• [What is required] Scan the entries for the string "JSON" and give the number of lines that have it, nothing further.

• [Given entries]
• • • •

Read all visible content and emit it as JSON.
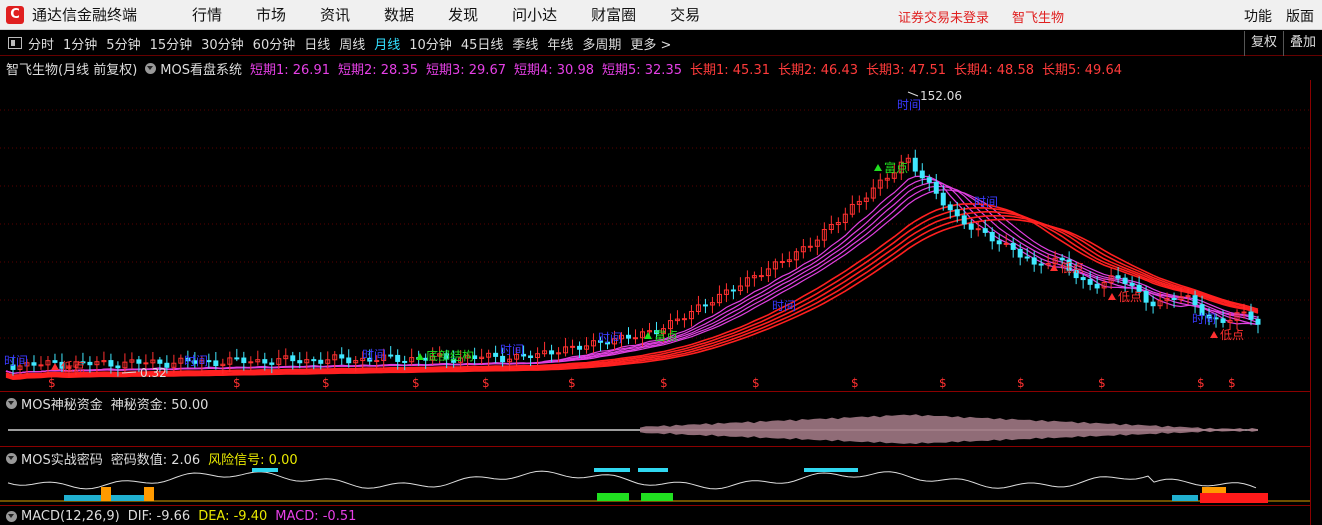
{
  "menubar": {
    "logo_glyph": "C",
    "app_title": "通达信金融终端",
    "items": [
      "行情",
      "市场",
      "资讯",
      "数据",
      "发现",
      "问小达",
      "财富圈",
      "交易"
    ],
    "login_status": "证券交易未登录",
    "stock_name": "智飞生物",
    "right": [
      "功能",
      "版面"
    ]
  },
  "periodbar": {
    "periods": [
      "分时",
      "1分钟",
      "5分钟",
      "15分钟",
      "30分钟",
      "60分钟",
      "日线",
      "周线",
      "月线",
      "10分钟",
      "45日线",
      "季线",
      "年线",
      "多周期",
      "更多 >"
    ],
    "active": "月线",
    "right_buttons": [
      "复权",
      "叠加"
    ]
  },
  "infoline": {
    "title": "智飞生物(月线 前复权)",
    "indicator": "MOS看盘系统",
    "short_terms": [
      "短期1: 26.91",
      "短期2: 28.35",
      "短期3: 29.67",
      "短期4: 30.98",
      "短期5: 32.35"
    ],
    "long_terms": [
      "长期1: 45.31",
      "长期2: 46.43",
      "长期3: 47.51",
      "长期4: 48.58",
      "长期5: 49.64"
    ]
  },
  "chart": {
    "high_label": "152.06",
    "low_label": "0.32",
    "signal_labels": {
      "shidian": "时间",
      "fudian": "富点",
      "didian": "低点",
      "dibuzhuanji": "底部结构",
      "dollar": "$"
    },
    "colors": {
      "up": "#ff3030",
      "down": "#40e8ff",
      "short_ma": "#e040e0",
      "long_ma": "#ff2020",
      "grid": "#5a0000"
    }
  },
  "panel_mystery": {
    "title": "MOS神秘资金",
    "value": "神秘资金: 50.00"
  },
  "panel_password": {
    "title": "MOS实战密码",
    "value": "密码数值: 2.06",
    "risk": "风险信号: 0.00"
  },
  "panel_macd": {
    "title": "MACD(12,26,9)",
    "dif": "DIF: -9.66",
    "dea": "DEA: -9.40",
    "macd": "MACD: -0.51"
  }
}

• • • •

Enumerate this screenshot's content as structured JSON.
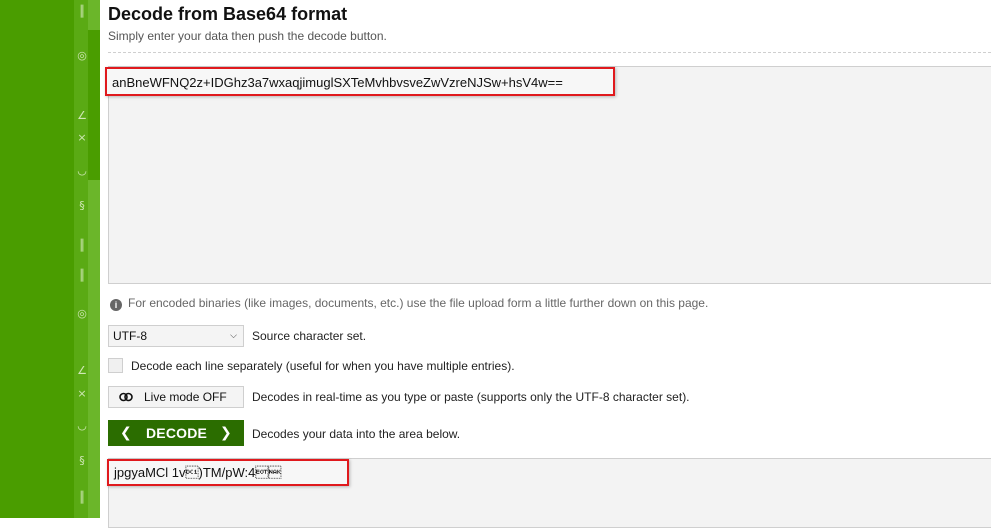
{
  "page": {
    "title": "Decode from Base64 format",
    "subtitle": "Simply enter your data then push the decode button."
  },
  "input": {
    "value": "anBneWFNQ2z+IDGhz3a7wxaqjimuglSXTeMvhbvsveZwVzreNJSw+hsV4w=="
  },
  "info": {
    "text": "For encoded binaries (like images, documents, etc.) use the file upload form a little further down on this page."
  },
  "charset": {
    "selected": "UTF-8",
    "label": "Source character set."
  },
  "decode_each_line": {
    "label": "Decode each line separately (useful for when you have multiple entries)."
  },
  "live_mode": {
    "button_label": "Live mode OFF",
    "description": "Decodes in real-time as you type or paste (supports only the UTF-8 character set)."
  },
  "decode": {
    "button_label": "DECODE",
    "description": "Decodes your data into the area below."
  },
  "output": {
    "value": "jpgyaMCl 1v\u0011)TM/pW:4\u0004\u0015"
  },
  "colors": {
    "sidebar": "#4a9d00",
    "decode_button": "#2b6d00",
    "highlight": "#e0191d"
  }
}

• • • •

• [Solution for this task] 2